**** Records

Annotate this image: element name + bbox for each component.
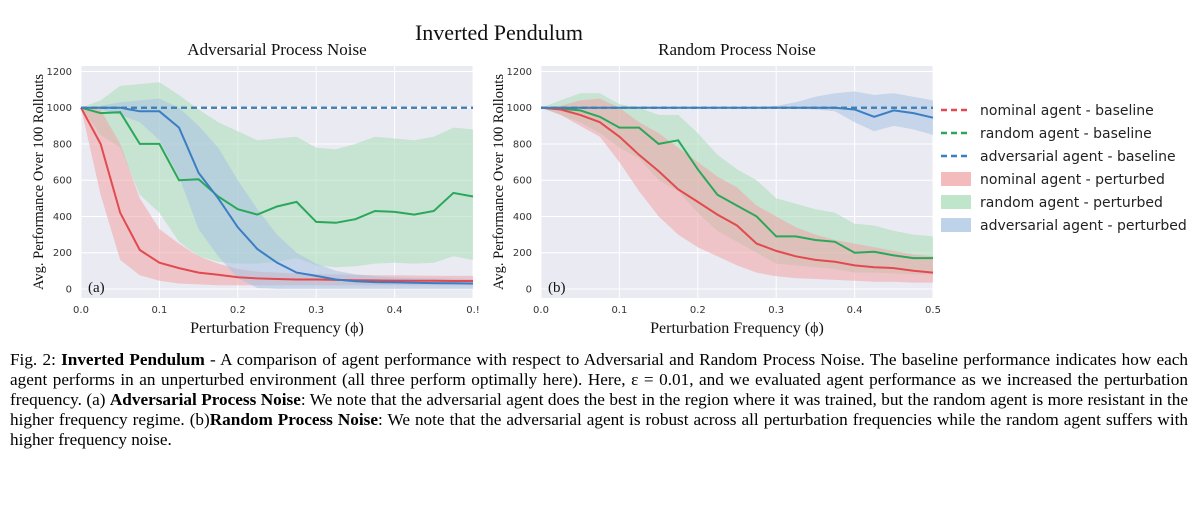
legend-label: nominal agent - baseline <box>980 103 1154 119</box>
figure-caption: Fig. 2: Inverted Pendulum - A comparison… <box>10 350 1188 450</box>
legend-item: adversarial agent - perturbed <box>941 218 1187 234</box>
legend: nominal agent - baseline random agent - b… <box>941 103 1187 234</box>
series-line-nominal <box>540 106 934 274</box>
caption-title: Inverted Pendulum <box>61 350 205 369</box>
series-line-adversarial <box>81 106 474 285</box>
y-tick-label: 1200 <box>507 67 532 78</box>
legend-item: nominal agent - baseline <box>941 103 1154 119</box>
panel-adversarial-process-noise: 0.0 0.1 0.2 0.3 0.4 0.!020040060080010001200A… <box>31 40 480 337</box>
x-tick-label: 0.2 <box>690 305 706 316</box>
figure: Inverted Pendulum 0.0 0.1 0.2 0.3 0.4 0.! 0 200… <box>31 20 1187 337</box>
legend-label: adversarial agent - baseline <box>980 149 1176 165</box>
x-tick-label: 0.4 <box>387 305 403 316</box>
x-axis-label: Perturbation Frequency (ϕ) <box>190 320 364 337</box>
x-tick-label: 0.0 <box>73 305 89 316</box>
y-tick-label: 600 <box>513 176 532 187</box>
y-tick-label: 200 <box>513 248 532 259</box>
x-axis-label: Perturbation Frequency (ϕ) <box>650 320 824 337</box>
legend-label: random agent - baseline <box>980 126 1152 142</box>
caption-part-a-text: : We note that the adversarial agent doe… <box>10 390 1188 429</box>
y-tick-label: 800 <box>513 139 532 150</box>
legend-item: random agent - perturbed <box>941 195 1163 211</box>
band-adversarial <box>541 91 933 135</box>
y-axis-label: Avg. Performance Over 100 Rollouts <box>31 74 47 290</box>
caption-fig-label: Fig. 2: <box>10 350 62 369</box>
panel-title: Random Process Noise <box>658 40 816 59</box>
y-tick-label: 400 <box>53 212 72 223</box>
y-tick-label: 200 <box>53 248 72 259</box>
y-tick-label: 1200 <box>47 67 72 78</box>
legend-item: nominal agent - perturbed <box>941 172 1165 188</box>
figure-suptitle: Inverted Pendulum <box>415 20 583 45</box>
band-nominal <box>541 98 933 283</box>
legend-swatch-patch <box>941 195 971 209</box>
panel-letter: (b) <box>548 280 566 296</box>
y-axis-label: Avg. Performance Over 100 Rollouts <box>491 74 507 290</box>
x-tick-label: 0.1 <box>611 305 627 316</box>
y-tick-label: 1000 <box>47 103 72 114</box>
panel-letter: (a) <box>88 280 105 296</box>
series-line-random <box>80 106 474 224</box>
y-tick-label: 800 <box>53 139 72 150</box>
series-line-nominal <box>80 107 473 282</box>
caption-part-b-title: Random Process Noise <box>209 410 378 429</box>
x-tick-label: 0.3 <box>308 305 324 316</box>
y-tick-label: 600 <box>53 176 72 187</box>
legend-label: random agent - perturbed <box>980 195 1163 211</box>
panel-random-process-noise: 0.0 0.1 0.2 0.3 0.4 0.5 0 200 400 600 800 1000 1200 R… <box>491 40 941 337</box>
legend-swatch-patch <box>941 218 971 232</box>
series-line-random <box>540 106 933 260</box>
legend-swatch-patch <box>941 172 971 186</box>
x-tick-label: 0.0 <box>533 305 549 316</box>
x-tick-label: 0.5 <box>925 305 941 316</box>
legend-item: adversarial agent - baseline <box>941 149 1176 165</box>
x-tick-label: 0.1 <box>151 305 167 316</box>
legend-item: random agent - baseline <box>941 126 1152 142</box>
legend-label: nominal agent - perturbed <box>980 172 1165 188</box>
caption-part-b-text: : We note that the adversarial agent is … <box>10 410 1188 449</box>
x-tick-label: 0.3 <box>768 305 784 316</box>
band-adversarial <box>81 98 473 289</box>
legend-label: adversarial agent - perturbed <box>980 218 1187 234</box>
caption-part-a-title: Adversarial Process Noise <box>109 390 301 409</box>
x-tick-label: 0.4 <box>847 305 863 316</box>
y-tick-label: 0 <box>526 284 532 295</box>
panel-title: Adversarial Process Noise <box>187 40 366 59</box>
y-tick-label: 400 <box>513 212 532 223</box>
x-tick-label: 0.2 <box>230 305 246 316</box>
y-tick-label: 0 <box>66 284 72 295</box>
caption-intro: - A comparison of agent performance with… <box>10 350 1189 409</box>
x-tick-label: 0.! <box>466 305 480 316</box>
y-tick-label: 1000 <box>507 103 532 114</box>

********

Exercise requirements: Rewrite all of these lines with "Perturbation Frequency" renamed to "Disturbance Frequency" and everything else left as it is. Omit the picture from your answer.

Finished task:
Annotate this image: element name + bbox for each component.
legend-label: nominal agent - baseline <box>980 103 1154 119</box>
figure-caption: Fig. 2: Inverted Pendulum - A comparison… <box>10 350 1188 450</box>
legend-item: adversarial agent - perturbed <box>941 218 1187 234</box>
legend: nominal agent - baseline random agent - b… <box>941 103 1187 234</box>
series-line-nominal <box>540 106 934 274</box>
caption-title: Inverted Pendulum <box>61 350 205 369</box>
series-line-adversarial <box>81 106 474 285</box>
y-tick-label: 1200 <box>507 67 532 78</box>
legend-item: nominal agent - baseline <box>941 103 1154 119</box>
panel-adversarial-process-noise: 0.0 0.1 0.2 0.3 0.4 0.!020040060080010001200A… <box>31 40 480 337</box>
x-tick-label: 0.2 <box>690 305 706 316</box>
figure: Inverted Pendulum 0.0 0.1 0.2 0.3 0.4 0.! 0 200… <box>31 20 1187 337</box>
legend-label: adversarial agent - baseline <box>980 149 1176 165</box>
x-tick-label: 0.4 <box>387 305 403 316</box>
x-axis-label: Disturbance Frequency (ϕ) <box>190 320 364 337</box>
x-tick-label: 0.0 <box>73 305 89 316</box>
y-tick-label: 600 <box>513 176 532 187</box>
y-tick-label: 200 <box>513 248 532 259</box>
x-axis-label: Disturbance Frequency (ϕ) <box>650 320 824 337</box>
legend-label: random agent - baseline <box>980 126 1152 142</box>
caption-part-a-text: : We note that the adversarial agent doe… <box>10 390 1188 429</box>
y-tick-label: 800 <box>513 139 532 150</box>
legend-item: random agent - perturbed <box>941 195 1163 211</box>
band-adversarial <box>541 91 933 135</box>
y-axis-label: Avg. Performance Over 100 Rollouts <box>31 74 47 290</box>
caption-fig-label: Fig. 2: <box>10 350 62 369</box>
panel-title: Random Process Noise <box>658 40 816 59</box>
y-tick-label: 400 <box>53 212 72 223</box>
y-tick-label: 200 <box>53 248 72 259</box>
y-tick-label: 1200 <box>47 67 72 78</box>
legend-item: nominal agent - perturbed <box>941 172 1165 188</box>
figure-suptitle: Inverted Pendulum <box>415 20 583 45</box>
band-nominal <box>541 98 933 283</box>
legend-swatch-patch <box>941 195 971 209</box>
panel-letter: (b) <box>548 280 566 296</box>
y-axis-label: Avg. Performance Over 100 Rollouts <box>491 74 507 290</box>
x-tick-label: 0.1 <box>611 305 627 316</box>
y-tick-label: 1000 <box>47 103 72 114</box>
panel-letter: (a) <box>88 280 105 296</box>
series-line-random <box>80 106 474 224</box>
y-tick-label: 800 <box>53 139 72 150</box>
series-line-nominal <box>80 107 473 282</box>
caption-part-b-title: Random Process Noise <box>209 410 378 429</box>
x-tick-label: 0.3 <box>308 305 324 316</box>
y-tick-label: 600 <box>53 176 72 187</box>
legend-label: random agent - perturbed <box>980 195 1163 211</box>
panel-random-process-noise: 0.0 0.1 0.2 0.3 0.4 0.5 0 200 400 600 800 1000 1200 R… <box>491 40 941 337</box>
legend-swatch-patch <box>941 218 971 232</box>
series-line-random <box>540 106 933 260</box>
legend-swatch-patch <box>941 172 971 186</box>
x-tick-label: 0.0 <box>533 305 549 316</box>
x-tick-label: 0.5 <box>925 305 941 316</box>
legend-item: adversarial agent - baseline <box>941 149 1176 165</box>
x-tick-label: 0.1 <box>151 305 167 316</box>
legend-item: random agent - baseline <box>941 126 1152 142</box>
legend-label: nominal agent - perturbed <box>980 172 1165 188</box>
caption-part-b-text: : We note that the adversarial agent is … <box>10 410 1188 449</box>
x-tick-label: 0.3 <box>768 305 784 316</box>
band-adversarial <box>81 98 473 289</box>
legend-label: adversarial agent - perturbed <box>980 218 1187 234</box>
caption-part-a-title: Adversarial Process Noise <box>109 390 301 409</box>
x-tick-label: 0.4 <box>847 305 863 316</box>
y-tick-label: 0 <box>526 284 532 295</box>
panel-title: Adversarial Process Noise <box>187 40 366 59</box>
y-tick-label: 400 <box>513 212 532 223</box>
x-tick-label: 0.2 <box>230 305 246 316</box>
y-tick-label: 0 <box>66 284 72 295</box>
caption-intro: - A comparison of agent performance with… <box>10 350 1189 409</box>
x-tick-label: 0.! <box>466 305 480 316</box>
y-tick-label: 1000 <box>507 103 532 114</box>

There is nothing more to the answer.